Begin

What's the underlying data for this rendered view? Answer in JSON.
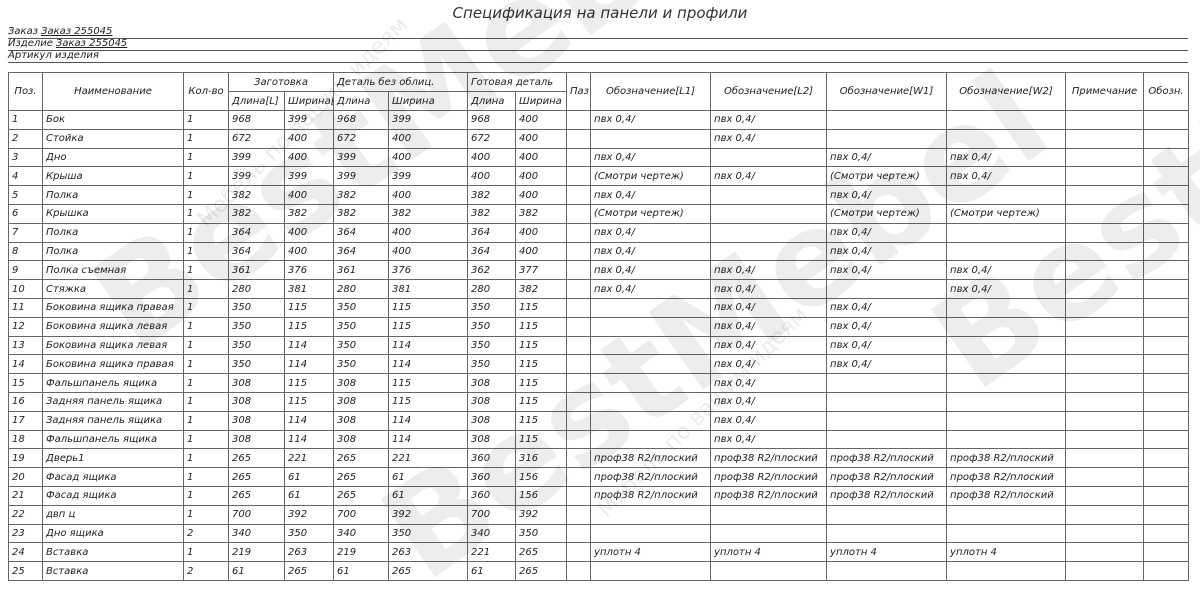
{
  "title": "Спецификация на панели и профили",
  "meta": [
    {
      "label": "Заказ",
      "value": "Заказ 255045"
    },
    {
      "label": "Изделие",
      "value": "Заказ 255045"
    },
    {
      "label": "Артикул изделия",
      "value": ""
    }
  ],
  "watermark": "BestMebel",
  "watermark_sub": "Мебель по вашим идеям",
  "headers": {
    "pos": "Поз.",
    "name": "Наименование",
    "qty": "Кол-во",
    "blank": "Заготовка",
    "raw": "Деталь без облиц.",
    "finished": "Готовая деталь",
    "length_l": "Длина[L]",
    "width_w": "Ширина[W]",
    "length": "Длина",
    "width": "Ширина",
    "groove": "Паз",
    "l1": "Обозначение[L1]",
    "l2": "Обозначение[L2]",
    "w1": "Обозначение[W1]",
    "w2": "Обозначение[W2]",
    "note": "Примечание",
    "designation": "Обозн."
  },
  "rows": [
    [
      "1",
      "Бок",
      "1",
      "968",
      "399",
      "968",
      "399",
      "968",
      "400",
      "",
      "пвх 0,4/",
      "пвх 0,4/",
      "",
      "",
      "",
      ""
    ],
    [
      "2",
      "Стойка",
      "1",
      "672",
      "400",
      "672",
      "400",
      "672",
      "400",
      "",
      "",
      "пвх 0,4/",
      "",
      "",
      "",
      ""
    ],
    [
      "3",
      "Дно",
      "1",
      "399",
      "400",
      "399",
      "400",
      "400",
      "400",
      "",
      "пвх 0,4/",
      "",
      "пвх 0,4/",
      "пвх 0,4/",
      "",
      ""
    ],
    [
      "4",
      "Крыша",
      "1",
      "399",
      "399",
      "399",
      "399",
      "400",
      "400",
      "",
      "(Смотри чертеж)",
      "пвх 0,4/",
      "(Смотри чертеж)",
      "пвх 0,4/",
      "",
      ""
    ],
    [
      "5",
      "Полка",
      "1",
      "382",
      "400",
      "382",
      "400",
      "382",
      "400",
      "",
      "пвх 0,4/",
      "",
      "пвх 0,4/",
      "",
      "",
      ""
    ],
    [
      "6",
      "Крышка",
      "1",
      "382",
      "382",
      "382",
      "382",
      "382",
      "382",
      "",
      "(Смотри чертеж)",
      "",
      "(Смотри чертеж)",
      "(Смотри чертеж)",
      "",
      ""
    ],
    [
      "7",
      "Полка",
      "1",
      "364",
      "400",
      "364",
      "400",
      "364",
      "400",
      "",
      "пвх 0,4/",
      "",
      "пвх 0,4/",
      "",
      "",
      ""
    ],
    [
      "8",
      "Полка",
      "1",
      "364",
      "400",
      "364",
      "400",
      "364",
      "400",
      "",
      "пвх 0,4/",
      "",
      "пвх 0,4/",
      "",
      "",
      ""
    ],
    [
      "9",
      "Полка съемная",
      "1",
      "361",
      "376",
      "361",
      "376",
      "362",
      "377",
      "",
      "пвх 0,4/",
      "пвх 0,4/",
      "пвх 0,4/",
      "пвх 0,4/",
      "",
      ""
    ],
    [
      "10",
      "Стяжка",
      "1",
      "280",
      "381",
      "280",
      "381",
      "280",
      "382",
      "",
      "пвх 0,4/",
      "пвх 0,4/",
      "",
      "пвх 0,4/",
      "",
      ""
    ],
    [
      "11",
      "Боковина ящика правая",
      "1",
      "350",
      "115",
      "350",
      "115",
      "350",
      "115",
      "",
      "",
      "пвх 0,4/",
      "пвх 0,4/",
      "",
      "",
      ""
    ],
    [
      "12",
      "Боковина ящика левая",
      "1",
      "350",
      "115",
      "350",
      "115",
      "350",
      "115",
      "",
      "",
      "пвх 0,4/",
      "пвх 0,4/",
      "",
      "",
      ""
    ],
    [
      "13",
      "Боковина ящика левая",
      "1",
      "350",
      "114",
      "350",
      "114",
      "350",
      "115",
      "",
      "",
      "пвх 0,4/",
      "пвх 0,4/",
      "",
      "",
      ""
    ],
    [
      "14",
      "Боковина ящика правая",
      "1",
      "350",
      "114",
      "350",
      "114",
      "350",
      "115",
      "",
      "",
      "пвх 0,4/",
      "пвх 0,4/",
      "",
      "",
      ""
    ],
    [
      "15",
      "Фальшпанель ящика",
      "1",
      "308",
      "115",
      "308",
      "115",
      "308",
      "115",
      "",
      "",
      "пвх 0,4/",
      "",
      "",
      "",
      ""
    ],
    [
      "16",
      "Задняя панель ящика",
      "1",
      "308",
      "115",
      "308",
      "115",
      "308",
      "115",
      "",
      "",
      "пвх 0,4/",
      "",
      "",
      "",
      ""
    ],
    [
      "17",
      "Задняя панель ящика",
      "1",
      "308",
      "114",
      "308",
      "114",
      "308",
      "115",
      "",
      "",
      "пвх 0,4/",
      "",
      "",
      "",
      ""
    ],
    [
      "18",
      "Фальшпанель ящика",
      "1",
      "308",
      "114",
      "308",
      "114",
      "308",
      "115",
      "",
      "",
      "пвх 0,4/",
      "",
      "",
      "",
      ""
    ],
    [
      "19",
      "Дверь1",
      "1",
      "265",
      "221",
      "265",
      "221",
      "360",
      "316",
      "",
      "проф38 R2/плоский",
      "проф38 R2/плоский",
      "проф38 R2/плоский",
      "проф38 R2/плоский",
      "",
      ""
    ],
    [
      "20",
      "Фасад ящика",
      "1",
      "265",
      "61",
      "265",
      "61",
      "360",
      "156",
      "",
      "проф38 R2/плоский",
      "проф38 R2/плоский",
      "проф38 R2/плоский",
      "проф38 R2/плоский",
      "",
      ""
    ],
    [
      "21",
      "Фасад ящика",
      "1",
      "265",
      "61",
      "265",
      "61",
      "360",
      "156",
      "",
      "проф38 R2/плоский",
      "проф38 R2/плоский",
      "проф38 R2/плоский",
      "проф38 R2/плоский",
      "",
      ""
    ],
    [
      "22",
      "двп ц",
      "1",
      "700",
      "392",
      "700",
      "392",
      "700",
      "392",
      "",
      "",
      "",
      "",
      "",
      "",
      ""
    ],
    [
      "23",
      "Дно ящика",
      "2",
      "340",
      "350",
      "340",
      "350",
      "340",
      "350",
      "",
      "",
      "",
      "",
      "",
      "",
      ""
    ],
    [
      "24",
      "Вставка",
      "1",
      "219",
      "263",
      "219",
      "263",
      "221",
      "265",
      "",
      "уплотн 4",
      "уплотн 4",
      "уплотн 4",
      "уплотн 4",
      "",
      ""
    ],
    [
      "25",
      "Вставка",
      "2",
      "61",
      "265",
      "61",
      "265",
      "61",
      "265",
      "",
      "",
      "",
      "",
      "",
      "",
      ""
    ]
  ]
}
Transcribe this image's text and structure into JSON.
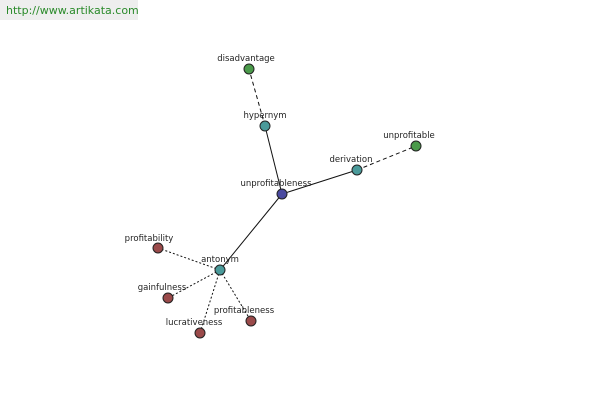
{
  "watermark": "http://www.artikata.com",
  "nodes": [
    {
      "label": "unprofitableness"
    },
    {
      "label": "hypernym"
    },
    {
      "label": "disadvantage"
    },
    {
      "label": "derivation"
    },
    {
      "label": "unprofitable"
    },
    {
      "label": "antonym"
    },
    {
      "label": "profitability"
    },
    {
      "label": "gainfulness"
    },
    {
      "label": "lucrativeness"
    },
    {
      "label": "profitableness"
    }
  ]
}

End

Task: Give back the entries verbatim. Do not include any picture.

Output for this exercise:
What's the underlying data for this rendered view? Answer in JSON.
{
  "title": "Спецификация на панели и профили",
  "meta": [
    {
      "label": "Заказ",
      "value": "Заказ 255045"
    },
    {
      "label": "Изделие",
      "value": "Заказ 255045"
    },
    {
      "label": "Артикул изделия",
      "value": ""
    }
  ],
  "watermark": "BestMebel",
  "watermark_sub": "Мебель по вашим идеям",
  "headers": {
    "pos": "Поз.",
    "name": "Наименование",
    "qty": "Кол-во",
    "blank": "Заготовка",
    "raw": "Деталь без облиц.",
    "finished": "Готовая деталь",
    "length_l": "Длина[L]",
    "width_w": "Ширина[W]",
    "length": "Длина",
    "width": "Ширина",
    "groove": "Паз",
    "l1": "Обозначение[L1]",
    "l2": "Обозначение[L2]",
    "w1": "Обозначение[W1]",
    "w2": "Обозначение[W2]",
    "note": "Примечание",
    "designation": "Обозн."
  },
  "rows": [
    [
      "1",
      "Бок",
      "1",
      "968",
      "399",
      "968",
      "399",
      "968",
      "400",
      "",
      "пвх 0,4/",
      "пвх 0,4/",
      "",
      "",
      "",
      ""
    ],
    [
      "2",
      "Стойка",
      "1",
      "672",
      "400",
      "672",
      "400",
      "672",
      "400",
      "",
      "",
      "пвх 0,4/",
      "",
      "",
      "",
      ""
    ],
    [
      "3",
      "Дно",
      "1",
      "399",
      "400",
      "399",
      "400",
      "400",
      "400",
      "",
      "пвх 0,4/",
      "",
      "пвх 0,4/",
      "пвх 0,4/",
      "",
      ""
    ],
    [
      "4",
      "Крыша",
      "1",
      "399",
      "399",
      "399",
      "399",
      "400",
      "400",
      "",
      "(Смотри чертеж)",
      "пвх 0,4/",
      "(Смотри чертеж)",
      "пвх 0,4/",
      "",
      ""
    ],
    [
      "5",
      "Полка",
      "1",
      "382",
      "400",
      "382",
      "400",
      "382",
      "400",
      "",
      "пвх 0,4/",
      "",
      "пвх 0,4/",
      "",
      "",
      ""
    ],
    [
      "6",
      "Крышка",
      "1",
      "382",
      "382",
      "382",
      "382",
      "382",
      "382",
      "",
      "(Смотри чертеж)",
      "",
      "(Смотри чертеж)",
      "(Смотри чертеж)",
      "",
      ""
    ],
    [
      "7",
      "Полка",
      "1",
      "364",
      "400",
      "364",
      "400",
      "364",
      "400",
      "",
      "пвх 0,4/",
      "",
      "пвх 0,4/",
      "",
      "",
      ""
    ],
    [
      "8",
      "Полка",
      "1",
      "364",
      "400",
      "364",
      "400",
      "364",
      "400",
      "",
      "пвх 0,4/",
      "",
      "пвх 0,4/",
      "",
      "",
      ""
    ],
    [
      "9",
      "Полка съемная",
      "1",
      "361",
      "376",
      "361",
      "376",
      "362",
      "377",
      "",
      "пвх 0,4/",
      "пвх 0,4/",
      "пвх 0,4/",
      "пвх 0,4/",
      "",
      ""
    ],
    [
      "10",
      "Стяжка",
      "1",
      "280",
      "381",
      "280",
      "381",
      "280",
      "382",
      "",
      "пвх 0,4/",
      "пвх 0,4/",
      "",
      "пвх 0,4/",
      "",
      ""
    ],
    [
      "11",
      "Боковина ящика правая",
      "1",
      "350",
      "115",
      "350",
      "115",
      "350",
      "115",
      "",
      "",
      "пвх 0,4/",
      "пвх 0,4/",
      "",
      "",
      ""
    ],
    [
      "12",
      "Боковина ящика левая",
      "1",
      "350",
      "115",
      "350",
      "115",
      "350",
      "115",
      "",
      "",
      "пвх 0,4/",
      "пвх 0,4/",
      "",
      "",
      ""
    ],
    [
      "13",
      "Боковина ящика левая",
      "1",
      "350",
      "114",
      "350",
      "114",
      "350",
      "115",
      "",
      "",
      "пвх 0,4/",
      "пвх 0,4/",
      "",
      "",
      ""
    ],
    [
      "14",
      "Боковина ящика правая",
      "1",
      "350",
      "114",
      "350",
      "114",
      "350",
      "115",
      "",
      "",
      "пвх 0,4/",
      "пвх 0,4/",
      "",
      "",
      ""
    ],
    [
      "15",
      "Фальшпанель ящика",
      "1",
      "308",
      "115",
      "308",
      "115",
      "308",
      "115",
      "",
      "",
      "пвх 0,4/",
      "",
      "",
      "",
      ""
    ],
    [
      "16",
      "Задняя панель ящика",
      "1",
      "308",
      "115",
      "308",
      "115",
      "308",
      "115",
      "",
      "",
      "пвх 0,4/",
      "",
      "",
      "",
      ""
    ],
    [
      "17",
      "Задняя панель ящика",
      "1",
      "308",
      "114",
      "308",
      "114",
      "308",
      "115",
      "",
      "",
      "пвх 0,4/",
      "",
      "",
      "",
      ""
    ],
    [
      "18",
      "Фальшпанель ящика",
      "1",
      "308",
      "114",
      "308",
      "114",
      "308",
      "115",
      "",
      "",
      "пвх 0,4/",
      "",
      "",
      "",
      ""
    ],
    [
      "19",
      "Дверь1",
      "1",
      "265",
      "221",
      "265",
      "221",
      "360",
      "316",
      "",
      "проф38 R2/плоский",
      "проф38 R2/плоский",
      "проф38 R2/плоский",
      "проф38 R2/плоский",
      "",
      ""
    ],
    [
      "20",
      "Фасад ящика",
      "1",
      "265",
      "61",
      "265",
      "61",
      "360",
      "156",
      "",
      "проф38 R2/плоский",
      "проф38 R2/плоский",
      "проф38 R2/плоский",
      "проф38 R2/плоский",
      "",
      ""
    ],
    [
      "21",
      "Фасад ящика",
      "1",
      "265",
      "61",
      "265",
      "61",
      "360",
      "156",
      "",
      "проф38 R2/плоский",
      "проф38 R2/плоский",
      "проф38 R2/плоский",
      "проф38 R2/плоский",
      "",
      ""
    ],
    [
      "22",
      "двп ц",
      "1",
      "700",
      "392",
      "700",
      "392",
      "700",
      "392",
      "",
      "",
      "",
      "",
      "",
      "",
      ""
    ],
    [
      "23",
      "Дно ящика",
      "2",
      "340",
      "350",
      "340",
      "350",
      "340",
      "350",
      "",
      "",
      "",
      "",
      "",
      "",
      ""
    ],
    [
      "24",
      "Вставка",
      "1",
      "219",
      "263",
      "219",
      "263",
      "221",
      "265",
      "",
      "уплотн 4",
      "уплотн 4",
      "уплотн 4",
      "уплотн 4",
      "",
      ""
    ],
    [
      "25",
      "Вставка",
      "2",
      "61",
      "265",
      "61",
      "265",
      "61",
      "265",
      "",
      "",
      "",
      "",
      "",
      "",
      ""
    ]
  ]
}
Transcribe this image's text and structure into JSON.
{
  "watermark": "http://www.artikata.com",
  "nodes": [
    {
      "label": "unprofitableness"
    },
    {
      "label": "hypernym"
    },
    {
      "label": "disadvantage"
    },
    {
      "label": "derivation"
    },
    {
      "label": "unprofitable"
    },
    {
      "label": "antonym"
    },
    {
      "label": "profitability"
    },
    {
      "label": "gainfulness"
    },
    {
      "label": "lucrativeness"
    },
    {
      "label": "profitableness"
    }
  ]
}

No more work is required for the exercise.